Data entries for graphics:
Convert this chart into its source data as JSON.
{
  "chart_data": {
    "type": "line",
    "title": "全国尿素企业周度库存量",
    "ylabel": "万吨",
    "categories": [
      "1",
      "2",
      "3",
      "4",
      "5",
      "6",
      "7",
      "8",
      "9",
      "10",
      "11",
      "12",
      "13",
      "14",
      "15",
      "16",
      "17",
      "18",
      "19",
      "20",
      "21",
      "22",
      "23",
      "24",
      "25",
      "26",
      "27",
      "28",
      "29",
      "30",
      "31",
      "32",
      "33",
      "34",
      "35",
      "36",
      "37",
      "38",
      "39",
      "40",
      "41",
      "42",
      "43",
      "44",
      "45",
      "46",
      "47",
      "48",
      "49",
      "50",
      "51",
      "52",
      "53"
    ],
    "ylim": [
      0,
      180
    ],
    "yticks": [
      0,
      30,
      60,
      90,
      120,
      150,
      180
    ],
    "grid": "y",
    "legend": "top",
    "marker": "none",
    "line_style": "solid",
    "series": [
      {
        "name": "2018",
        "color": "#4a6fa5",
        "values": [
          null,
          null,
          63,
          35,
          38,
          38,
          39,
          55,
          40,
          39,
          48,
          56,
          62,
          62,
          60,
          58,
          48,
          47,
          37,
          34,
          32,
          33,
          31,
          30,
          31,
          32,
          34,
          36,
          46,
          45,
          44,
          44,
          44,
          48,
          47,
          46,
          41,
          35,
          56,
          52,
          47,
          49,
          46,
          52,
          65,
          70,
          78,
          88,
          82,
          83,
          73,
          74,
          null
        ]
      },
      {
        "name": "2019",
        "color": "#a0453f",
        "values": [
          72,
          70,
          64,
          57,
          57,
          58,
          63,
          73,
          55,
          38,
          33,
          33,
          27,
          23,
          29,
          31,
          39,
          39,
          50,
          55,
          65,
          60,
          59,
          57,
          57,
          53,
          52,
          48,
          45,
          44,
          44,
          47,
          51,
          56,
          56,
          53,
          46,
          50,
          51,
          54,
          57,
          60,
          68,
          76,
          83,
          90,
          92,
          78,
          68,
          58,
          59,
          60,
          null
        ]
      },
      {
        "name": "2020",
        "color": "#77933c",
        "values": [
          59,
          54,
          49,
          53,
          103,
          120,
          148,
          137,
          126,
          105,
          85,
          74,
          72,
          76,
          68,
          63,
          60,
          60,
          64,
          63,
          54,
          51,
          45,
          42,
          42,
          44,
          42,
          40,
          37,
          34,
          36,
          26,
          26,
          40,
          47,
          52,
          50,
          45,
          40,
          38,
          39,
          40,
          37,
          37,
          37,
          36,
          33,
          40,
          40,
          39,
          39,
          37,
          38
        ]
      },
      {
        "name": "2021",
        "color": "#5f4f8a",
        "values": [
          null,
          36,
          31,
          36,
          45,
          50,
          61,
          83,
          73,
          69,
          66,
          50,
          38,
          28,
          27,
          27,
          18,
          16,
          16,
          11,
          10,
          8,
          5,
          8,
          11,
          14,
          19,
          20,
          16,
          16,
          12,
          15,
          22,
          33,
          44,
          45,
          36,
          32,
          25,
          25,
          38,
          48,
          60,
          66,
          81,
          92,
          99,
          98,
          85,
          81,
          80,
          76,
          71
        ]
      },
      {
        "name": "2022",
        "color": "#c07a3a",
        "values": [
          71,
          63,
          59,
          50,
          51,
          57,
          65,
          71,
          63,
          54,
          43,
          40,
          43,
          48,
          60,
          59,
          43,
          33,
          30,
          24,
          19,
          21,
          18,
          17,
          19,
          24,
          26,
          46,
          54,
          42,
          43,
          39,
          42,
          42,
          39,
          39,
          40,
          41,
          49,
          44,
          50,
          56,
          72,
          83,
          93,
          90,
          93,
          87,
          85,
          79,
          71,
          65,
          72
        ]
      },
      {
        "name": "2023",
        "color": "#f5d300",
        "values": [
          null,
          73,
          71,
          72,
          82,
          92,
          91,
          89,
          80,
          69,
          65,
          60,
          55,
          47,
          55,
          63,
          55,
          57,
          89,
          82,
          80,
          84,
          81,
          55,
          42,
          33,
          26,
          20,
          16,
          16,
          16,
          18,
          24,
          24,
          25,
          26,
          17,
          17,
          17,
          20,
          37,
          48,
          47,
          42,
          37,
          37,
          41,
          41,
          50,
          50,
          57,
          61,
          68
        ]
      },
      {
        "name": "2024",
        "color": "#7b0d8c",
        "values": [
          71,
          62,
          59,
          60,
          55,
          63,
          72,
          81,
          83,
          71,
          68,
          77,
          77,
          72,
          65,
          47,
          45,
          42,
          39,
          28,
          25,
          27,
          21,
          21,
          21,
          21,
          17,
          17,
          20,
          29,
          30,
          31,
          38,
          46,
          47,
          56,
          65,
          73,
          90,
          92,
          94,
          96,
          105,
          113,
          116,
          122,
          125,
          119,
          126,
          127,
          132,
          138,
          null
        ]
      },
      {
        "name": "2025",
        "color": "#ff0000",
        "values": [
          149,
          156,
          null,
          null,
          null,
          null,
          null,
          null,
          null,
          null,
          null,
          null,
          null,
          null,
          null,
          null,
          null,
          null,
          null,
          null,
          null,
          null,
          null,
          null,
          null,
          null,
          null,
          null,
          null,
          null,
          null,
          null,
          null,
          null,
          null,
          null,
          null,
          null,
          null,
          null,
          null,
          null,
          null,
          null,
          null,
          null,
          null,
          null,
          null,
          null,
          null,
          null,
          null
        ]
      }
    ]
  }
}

Goal: Find and copy every line in the entries above where the string "color" occurs.

Reply:
        "color": "#4a6fa5",
        "color": "#a0453f",
        "color": "#77933c",
        "color": "#5f4f8a",
        "color": "#c07a3a",
        "color": "#f5d300",
        "color": "#7b0d8c",
        "color": "#ff0000",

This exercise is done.